Work required: Tally the lines that hold the word "Slip" and reply with that figure only.

Extracted material:
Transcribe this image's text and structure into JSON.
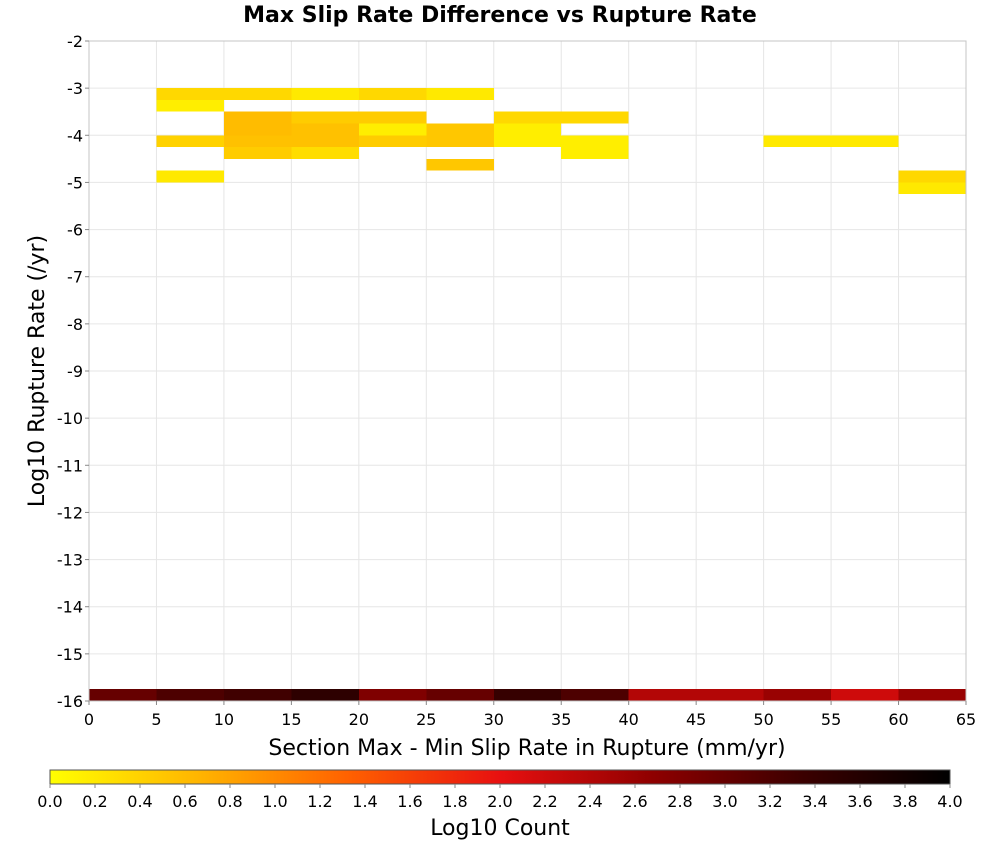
{
  "chart_data": {
    "type": "heatmap",
    "title": "Max Slip Rate Difference vs Rupture Rate",
    "xlabel": "Section Max - Min Slip Rate in Rupture (mm/yr)",
    "ylabel": "Log10 Rupture Rate (/yr)",
    "xlim": [
      0,
      65
    ],
    "ylim": [
      -16,
      -2
    ],
    "x_ticks": [
      "0",
      "5",
      "10",
      "15",
      "20",
      "25",
      "30",
      "35",
      "40",
      "45",
      "50",
      "55",
      "60",
      "65"
    ],
    "y_ticks": [
      "-2",
      "-3",
      "-4",
      "-5",
      "-6",
      "-7",
      "-8",
      "-9",
      "-10",
      "-11",
      "-12",
      "-13",
      "-14",
      "-15",
      "-16"
    ],
    "x_bin_width": 5,
    "y_bin_height": 0.25,
    "grid": true,
    "colorbar": {
      "label": "Log10 Count",
      "range": [
        0.0,
        4.0
      ],
      "ticks": [
        "0.0",
        "0.2",
        "0.4",
        "0.6",
        "0.8",
        "1.0",
        "1.2",
        "1.4",
        "1.6",
        "1.8",
        "2.0",
        "2.2",
        "2.4",
        "2.6",
        "2.8",
        "3.0",
        "3.2",
        "3.4",
        "3.6",
        "3.8",
        "4.0"
      ],
      "colors": [
        "#ffff00",
        "#ffb400",
        "#ff6000",
        "#e81010",
        "#900000",
        "#3c0000",
        "#000000"
      ],
      "placement": "bottom"
    },
    "cells": [
      {
        "x": 5,
        "y": -3.125,
        "v": 0.35
      },
      {
        "x": 10,
        "y": -3.125,
        "v": 0.35
      },
      {
        "x": 15,
        "y": -3.125,
        "v": 0.2
      },
      {
        "x": 20,
        "y": -3.125,
        "v": 0.35
      },
      {
        "x": 25,
        "y": -3.125,
        "v": 0.2
      },
      {
        "x": 5,
        "y": -3.375,
        "v": 0.15
      },
      {
        "x": 10,
        "y": -3.625,
        "v": 0.6
      },
      {
        "x": 15,
        "y": -3.625,
        "v": 0.45
      },
      {
        "x": 20,
        "y": -3.625,
        "v": 0.45
      },
      {
        "x": 30,
        "y": -3.625,
        "v": 0.35
      },
      {
        "x": 35,
        "y": -3.625,
        "v": 0.35
      },
      {
        "x": 10,
        "y": -3.875,
        "v": 0.6
      },
      {
        "x": 15,
        "y": -3.875,
        "v": 0.55
      },
      {
        "x": 20,
        "y": -3.875,
        "v": 0.15
      },
      {
        "x": 25,
        "y": -3.875,
        "v": 0.5
      },
      {
        "x": 30,
        "y": -3.875,
        "v": 0.15
      },
      {
        "x": 5,
        "y": -4.125,
        "v": 0.4
      },
      {
        "x": 10,
        "y": -4.125,
        "v": 0.55
      },
      {
        "x": 15,
        "y": -4.125,
        "v": 0.55
      },
      {
        "x": 20,
        "y": -4.125,
        "v": 0.45
      },
      {
        "x": 25,
        "y": -4.125,
        "v": 0.5
      },
      {
        "x": 30,
        "y": -4.125,
        "v": 0.15
      },
      {
        "x": 35,
        "y": -4.125,
        "v": 0.15
      },
      {
        "x": 50,
        "y": -4.125,
        "v": 0.2
      },
      {
        "x": 55,
        "y": -4.125,
        "v": 0.2
      },
      {
        "x": 10,
        "y": -4.375,
        "v": 0.45
      },
      {
        "x": 15,
        "y": -4.375,
        "v": 0.3
      },
      {
        "x": 35,
        "y": -4.375,
        "v": 0.15
      },
      {
        "x": 25,
        "y": -4.625,
        "v": 0.5
      },
      {
        "x": 5,
        "y": -4.875,
        "v": 0.2
      },
      {
        "x": 60,
        "y": -4.875,
        "v": 0.35
      },
      {
        "x": 60,
        "y": -5.125,
        "v": 0.2
      },
      {
        "x": 0,
        "y": -15.875,
        "v": 3.0
      },
      {
        "x": 5,
        "y": -15.875,
        "v": 3.2
      },
      {
        "x": 10,
        "y": -15.875,
        "v": 3.3
      },
      {
        "x": 15,
        "y": -15.875,
        "v": 3.5
      },
      {
        "x": 20,
        "y": -15.875,
        "v": 2.8
      },
      {
        "x": 25,
        "y": -15.875,
        "v": 3.0
      },
      {
        "x": 30,
        "y": -15.875,
        "v": 3.4
      },
      {
        "x": 35,
        "y": -15.875,
        "v": 3.2
      },
      {
        "x": 40,
        "y": -15.875,
        "v": 2.4
      },
      {
        "x": 45,
        "y": -15.875,
        "v": 2.4
      },
      {
        "x": 50,
        "y": -15.875,
        "v": 2.6
      },
      {
        "x": 55,
        "y": -15.875,
        "v": 2.2
      },
      {
        "x": 60,
        "y": -15.875,
        "v": 2.6
      }
    ]
  }
}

Expected answer: 2